──────── Data to use ────────
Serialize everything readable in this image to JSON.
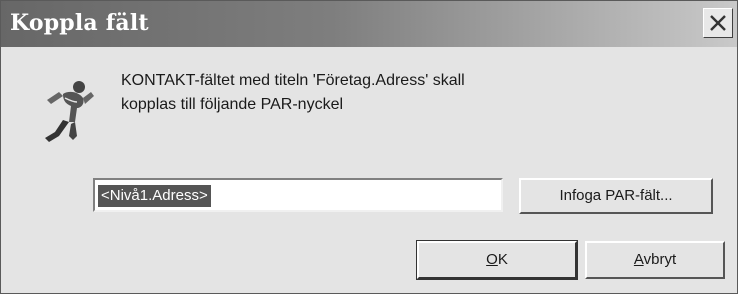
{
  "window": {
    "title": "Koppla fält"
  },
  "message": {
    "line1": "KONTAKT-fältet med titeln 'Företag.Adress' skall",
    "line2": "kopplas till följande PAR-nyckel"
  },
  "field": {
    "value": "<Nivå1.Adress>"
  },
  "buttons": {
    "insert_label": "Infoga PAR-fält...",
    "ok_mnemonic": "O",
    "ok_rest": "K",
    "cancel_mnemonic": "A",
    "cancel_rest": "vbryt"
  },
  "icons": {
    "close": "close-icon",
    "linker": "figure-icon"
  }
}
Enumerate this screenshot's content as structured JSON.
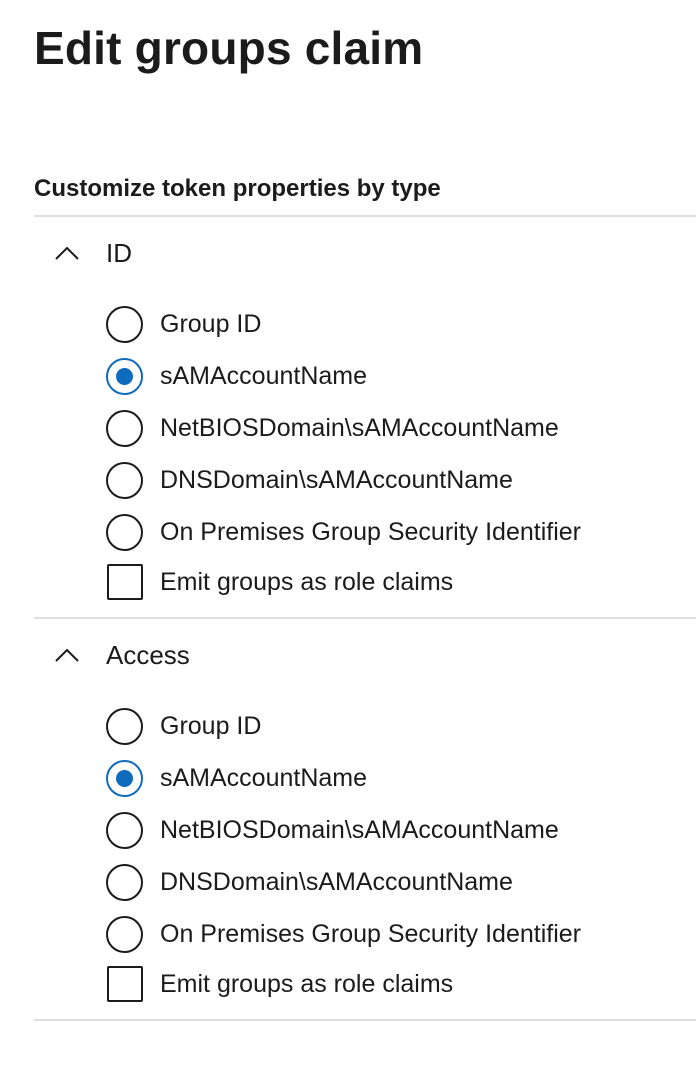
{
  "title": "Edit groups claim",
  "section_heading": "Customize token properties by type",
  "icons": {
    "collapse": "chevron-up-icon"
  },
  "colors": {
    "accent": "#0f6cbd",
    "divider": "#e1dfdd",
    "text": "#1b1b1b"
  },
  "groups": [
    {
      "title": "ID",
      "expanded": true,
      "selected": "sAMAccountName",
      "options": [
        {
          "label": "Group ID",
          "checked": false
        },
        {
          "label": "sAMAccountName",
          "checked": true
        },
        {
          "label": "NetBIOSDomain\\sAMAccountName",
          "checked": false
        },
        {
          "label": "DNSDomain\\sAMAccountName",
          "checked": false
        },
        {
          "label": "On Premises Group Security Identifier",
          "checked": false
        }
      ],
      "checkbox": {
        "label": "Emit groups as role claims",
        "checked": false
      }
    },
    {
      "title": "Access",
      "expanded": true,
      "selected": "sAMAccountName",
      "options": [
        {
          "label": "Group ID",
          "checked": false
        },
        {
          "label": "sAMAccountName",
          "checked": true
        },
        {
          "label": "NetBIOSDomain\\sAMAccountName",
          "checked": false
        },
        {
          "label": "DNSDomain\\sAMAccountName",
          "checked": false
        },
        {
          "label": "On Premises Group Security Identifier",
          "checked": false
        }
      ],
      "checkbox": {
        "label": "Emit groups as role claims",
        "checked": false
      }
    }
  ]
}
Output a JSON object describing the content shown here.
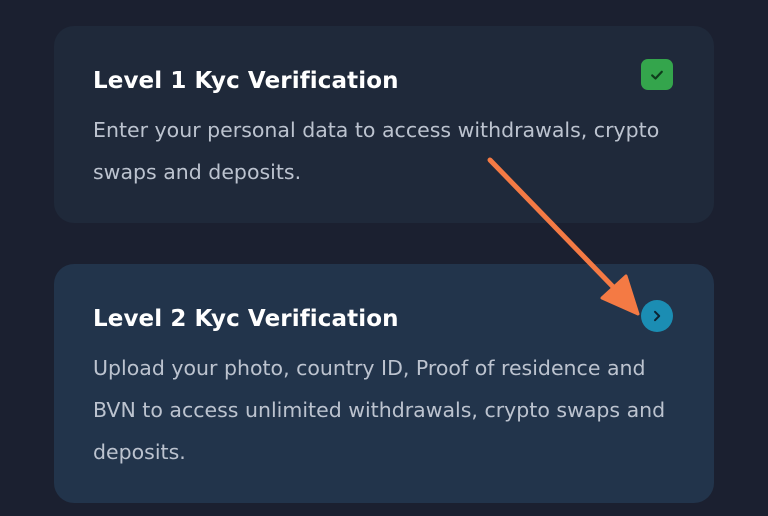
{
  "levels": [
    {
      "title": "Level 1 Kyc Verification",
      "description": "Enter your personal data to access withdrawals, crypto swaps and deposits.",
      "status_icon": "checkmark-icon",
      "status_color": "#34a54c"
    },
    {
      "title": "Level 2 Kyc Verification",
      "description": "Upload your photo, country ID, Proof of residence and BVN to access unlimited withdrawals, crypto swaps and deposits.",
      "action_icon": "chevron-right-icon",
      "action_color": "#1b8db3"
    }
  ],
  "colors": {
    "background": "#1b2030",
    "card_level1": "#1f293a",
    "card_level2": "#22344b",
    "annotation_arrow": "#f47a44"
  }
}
────────
### What is being asked:
Working from the material above, transcribe it exactly while omitting pictures.

### Exercise answer:
Serialize everything readable in this image to JSON.
{
  "window": {
    "title": "Koppla fält"
  },
  "message": {
    "line1": "KONTAKT-fältet med titeln 'Företag.Adress' skall",
    "line2": "kopplas till följande PAR-nyckel"
  },
  "field": {
    "value": "<Nivå1.Adress>"
  },
  "buttons": {
    "insert_label": "Infoga PAR-fält...",
    "ok_mnemonic": "O",
    "ok_rest": "K",
    "cancel_mnemonic": "A",
    "cancel_rest": "vbryt"
  },
  "icons": {
    "close": "close-icon",
    "linker": "figure-icon"
  }
}
Enumerate this screenshot's content as structured JSON.
{
  "title": "Edit groups claim",
  "section_heading": "Customize token properties by type",
  "icons": {
    "collapse": "chevron-up-icon"
  },
  "colors": {
    "accent": "#0f6cbd",
    "divider": "#e1dfdd",
    "text": "#1b1b1b"
  },
  "groups": [
    {
      "title": "ID",
      "expanded": true,
      "selected": "sAMAccountName",
      "options": [
        {
          "label": "Group ID",
          "checked": false
        },
        {
          "label": "sAMAccountName",
          "checked": true
        },
        {
          "label": "NetBIOSDomain\\sAMAccountName",
          "checked": false
        },
        {
          "label": "DNSDomain\\sAMAccountName",
          "checked": false
        },
        {
          "label": "On Premises Group Security Identifier",
          "checked": false
        }
      ],
      "checkbox": {
        "label": "Emit groups as role claims",
        "checked": false
      }
    },
    {
      "title": "Access",
      "expanded": true,
      "selected": "sAMAccountName",
      "options": [
        {
          "label": "Group ID",
          "checked": false
        },
        {
          "label": "sAMAccountName",
          "checked": true
        },
        {
          "label": "NetBIOSDomain\\sAMAccountName",
          "checked": false
        },
        {
          "label": "DNSDomain\\sAMAccountName",
          "checked": false
        },
        {
          "label": "On Premises Group Security Identifier",
          "checked": false
        }
      ],
      "checkbox": {
        "label": "Emit groups as role claims",
        "checked": false
      }
    }
  ]
}
Output a JSON object describing the content shown here.
{
  "levels": [
    {
      "title": "Level 1 Kyc Verification",
      "description": "Enter your personal data to access withdrawals, crypto swaps and deposits.",
      "status_icon": "checkmark-icon",
      "status_color": "#34a54c"
    },
    {
      "title": "Level 2 Kyc Verification",
      "description": "Upload your photo, country ID, Proof of residence and BVN to access unlimited withdrawals, crypto swaps and deposits.",
      "action_icon": "chevron-right-icon",
      "action_color": "#1b8db3"
    }
  ],
  "colors": {
    "background": "#1b2030",
    "card_level1": "#1f293a",
    "card_level2": "#22344b",
    "annotation_arrow": "#f47a44"
  }
}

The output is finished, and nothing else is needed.